Stored data
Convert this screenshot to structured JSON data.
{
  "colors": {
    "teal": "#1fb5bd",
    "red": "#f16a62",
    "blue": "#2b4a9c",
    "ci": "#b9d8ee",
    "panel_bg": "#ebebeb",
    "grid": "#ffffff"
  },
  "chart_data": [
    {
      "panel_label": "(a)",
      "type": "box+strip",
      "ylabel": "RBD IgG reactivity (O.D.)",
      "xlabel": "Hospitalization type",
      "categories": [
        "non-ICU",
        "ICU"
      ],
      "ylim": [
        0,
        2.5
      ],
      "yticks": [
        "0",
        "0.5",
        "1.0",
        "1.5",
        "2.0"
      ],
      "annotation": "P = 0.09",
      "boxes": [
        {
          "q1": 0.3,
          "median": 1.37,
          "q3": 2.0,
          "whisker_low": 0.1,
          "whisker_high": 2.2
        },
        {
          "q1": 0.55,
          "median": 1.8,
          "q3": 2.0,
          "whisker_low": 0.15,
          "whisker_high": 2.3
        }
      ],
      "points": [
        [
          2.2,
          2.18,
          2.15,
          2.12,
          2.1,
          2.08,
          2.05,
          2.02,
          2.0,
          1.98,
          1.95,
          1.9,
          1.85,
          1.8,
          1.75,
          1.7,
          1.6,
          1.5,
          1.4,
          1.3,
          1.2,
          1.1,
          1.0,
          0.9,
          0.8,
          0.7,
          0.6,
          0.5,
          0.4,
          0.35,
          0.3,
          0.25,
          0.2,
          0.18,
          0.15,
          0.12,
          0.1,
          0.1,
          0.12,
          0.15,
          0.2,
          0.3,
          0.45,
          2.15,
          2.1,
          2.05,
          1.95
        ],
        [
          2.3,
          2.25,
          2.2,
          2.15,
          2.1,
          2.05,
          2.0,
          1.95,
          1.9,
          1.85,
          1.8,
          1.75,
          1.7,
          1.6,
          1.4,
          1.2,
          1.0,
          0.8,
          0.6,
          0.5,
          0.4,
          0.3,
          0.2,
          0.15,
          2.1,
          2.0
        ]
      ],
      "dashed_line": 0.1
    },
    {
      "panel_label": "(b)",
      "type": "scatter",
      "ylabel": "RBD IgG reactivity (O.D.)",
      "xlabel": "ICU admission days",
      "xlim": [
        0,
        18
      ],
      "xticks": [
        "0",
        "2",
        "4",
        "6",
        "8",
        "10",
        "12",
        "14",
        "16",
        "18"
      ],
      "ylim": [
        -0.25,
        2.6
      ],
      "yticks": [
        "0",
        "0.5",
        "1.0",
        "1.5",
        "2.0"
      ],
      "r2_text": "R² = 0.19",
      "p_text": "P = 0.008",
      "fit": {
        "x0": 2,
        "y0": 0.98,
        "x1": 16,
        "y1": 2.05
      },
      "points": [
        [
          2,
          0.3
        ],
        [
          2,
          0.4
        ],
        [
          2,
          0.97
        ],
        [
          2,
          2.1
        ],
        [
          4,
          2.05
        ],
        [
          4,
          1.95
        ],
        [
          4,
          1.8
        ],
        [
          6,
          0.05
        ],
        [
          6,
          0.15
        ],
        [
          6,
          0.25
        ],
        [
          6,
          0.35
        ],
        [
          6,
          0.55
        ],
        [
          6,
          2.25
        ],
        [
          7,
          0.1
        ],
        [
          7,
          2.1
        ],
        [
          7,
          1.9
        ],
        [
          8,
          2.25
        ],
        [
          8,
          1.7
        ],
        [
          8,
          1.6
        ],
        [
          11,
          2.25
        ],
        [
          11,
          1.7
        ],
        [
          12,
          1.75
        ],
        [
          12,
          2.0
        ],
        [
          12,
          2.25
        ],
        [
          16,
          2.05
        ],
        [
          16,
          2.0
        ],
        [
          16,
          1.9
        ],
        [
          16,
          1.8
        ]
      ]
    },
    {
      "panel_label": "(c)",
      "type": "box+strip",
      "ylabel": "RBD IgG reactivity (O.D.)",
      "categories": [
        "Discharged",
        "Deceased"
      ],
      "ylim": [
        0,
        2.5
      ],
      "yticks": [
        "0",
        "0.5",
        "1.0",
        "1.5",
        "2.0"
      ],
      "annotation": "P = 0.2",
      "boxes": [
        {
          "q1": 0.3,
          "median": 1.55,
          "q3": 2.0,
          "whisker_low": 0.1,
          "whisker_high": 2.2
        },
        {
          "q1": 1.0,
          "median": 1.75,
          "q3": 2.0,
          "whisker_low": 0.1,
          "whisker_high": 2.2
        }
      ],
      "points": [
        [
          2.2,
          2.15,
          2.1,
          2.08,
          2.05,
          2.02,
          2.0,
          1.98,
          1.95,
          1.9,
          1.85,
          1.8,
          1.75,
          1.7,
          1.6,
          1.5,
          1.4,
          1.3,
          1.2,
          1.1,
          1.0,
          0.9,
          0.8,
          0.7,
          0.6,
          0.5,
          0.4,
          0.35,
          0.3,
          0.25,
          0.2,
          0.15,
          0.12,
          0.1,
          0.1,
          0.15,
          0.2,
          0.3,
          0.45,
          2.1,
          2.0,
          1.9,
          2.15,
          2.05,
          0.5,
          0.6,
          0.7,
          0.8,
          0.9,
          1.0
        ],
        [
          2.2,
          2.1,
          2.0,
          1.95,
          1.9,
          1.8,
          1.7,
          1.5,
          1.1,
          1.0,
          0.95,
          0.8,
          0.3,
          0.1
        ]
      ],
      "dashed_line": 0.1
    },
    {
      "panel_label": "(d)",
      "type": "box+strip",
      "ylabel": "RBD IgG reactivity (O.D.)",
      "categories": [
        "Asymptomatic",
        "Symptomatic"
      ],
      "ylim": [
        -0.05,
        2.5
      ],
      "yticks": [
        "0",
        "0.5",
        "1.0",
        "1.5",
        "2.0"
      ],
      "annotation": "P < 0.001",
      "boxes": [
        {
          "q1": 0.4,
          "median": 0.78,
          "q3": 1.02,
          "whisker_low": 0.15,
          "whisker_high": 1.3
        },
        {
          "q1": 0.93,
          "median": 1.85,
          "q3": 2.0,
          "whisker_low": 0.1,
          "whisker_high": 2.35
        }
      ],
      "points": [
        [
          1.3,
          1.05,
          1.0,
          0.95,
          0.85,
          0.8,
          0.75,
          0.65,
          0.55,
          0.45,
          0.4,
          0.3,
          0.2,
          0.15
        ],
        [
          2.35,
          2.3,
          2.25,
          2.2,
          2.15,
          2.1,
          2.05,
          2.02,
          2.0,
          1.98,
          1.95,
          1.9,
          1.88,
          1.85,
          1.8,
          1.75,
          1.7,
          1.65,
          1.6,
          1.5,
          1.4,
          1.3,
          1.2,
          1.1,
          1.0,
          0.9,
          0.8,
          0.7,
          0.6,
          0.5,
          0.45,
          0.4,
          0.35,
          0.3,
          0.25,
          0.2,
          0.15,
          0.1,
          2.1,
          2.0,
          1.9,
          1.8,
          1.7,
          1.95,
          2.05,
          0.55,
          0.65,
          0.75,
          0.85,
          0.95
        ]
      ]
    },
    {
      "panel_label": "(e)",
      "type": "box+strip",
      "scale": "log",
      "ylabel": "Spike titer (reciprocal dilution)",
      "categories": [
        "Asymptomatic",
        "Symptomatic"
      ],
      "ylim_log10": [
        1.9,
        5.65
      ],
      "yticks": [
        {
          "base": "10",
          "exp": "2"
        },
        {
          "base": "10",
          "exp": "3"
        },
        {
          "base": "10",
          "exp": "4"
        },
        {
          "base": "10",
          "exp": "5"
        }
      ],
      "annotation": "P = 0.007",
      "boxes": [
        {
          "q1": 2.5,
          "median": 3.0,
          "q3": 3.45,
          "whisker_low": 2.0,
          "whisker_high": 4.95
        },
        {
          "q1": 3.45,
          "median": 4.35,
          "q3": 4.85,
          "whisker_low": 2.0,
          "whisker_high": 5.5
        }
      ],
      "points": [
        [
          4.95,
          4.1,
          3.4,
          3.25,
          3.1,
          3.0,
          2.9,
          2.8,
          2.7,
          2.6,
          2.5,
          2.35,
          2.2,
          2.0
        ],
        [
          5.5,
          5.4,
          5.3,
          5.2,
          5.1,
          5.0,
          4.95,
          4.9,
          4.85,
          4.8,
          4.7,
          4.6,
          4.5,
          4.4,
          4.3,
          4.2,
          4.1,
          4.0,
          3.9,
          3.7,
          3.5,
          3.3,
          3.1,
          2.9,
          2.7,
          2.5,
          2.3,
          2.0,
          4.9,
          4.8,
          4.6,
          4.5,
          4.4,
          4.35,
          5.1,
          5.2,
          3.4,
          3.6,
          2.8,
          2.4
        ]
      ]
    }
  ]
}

--

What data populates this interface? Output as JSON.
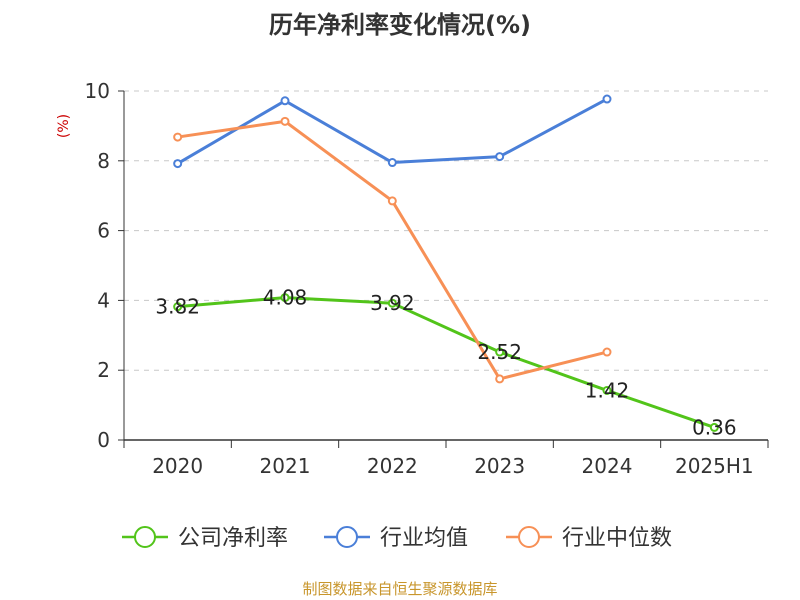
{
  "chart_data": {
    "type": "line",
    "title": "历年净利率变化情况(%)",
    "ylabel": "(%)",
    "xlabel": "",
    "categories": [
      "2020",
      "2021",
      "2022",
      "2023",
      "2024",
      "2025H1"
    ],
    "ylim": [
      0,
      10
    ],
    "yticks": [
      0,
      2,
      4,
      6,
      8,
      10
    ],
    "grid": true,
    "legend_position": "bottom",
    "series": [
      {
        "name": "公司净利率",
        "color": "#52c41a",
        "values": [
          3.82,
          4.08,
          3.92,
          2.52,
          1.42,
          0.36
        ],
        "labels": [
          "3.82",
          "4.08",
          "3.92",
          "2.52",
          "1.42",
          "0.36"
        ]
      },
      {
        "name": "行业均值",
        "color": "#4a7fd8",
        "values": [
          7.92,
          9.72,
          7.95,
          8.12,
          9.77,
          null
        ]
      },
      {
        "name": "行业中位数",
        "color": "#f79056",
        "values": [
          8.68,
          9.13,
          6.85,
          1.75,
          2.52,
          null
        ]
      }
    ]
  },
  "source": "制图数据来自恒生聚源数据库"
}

### Task description
Check each line above for the string "xlabel" and report how many lines have it, giving only the number.

### Exercise output
3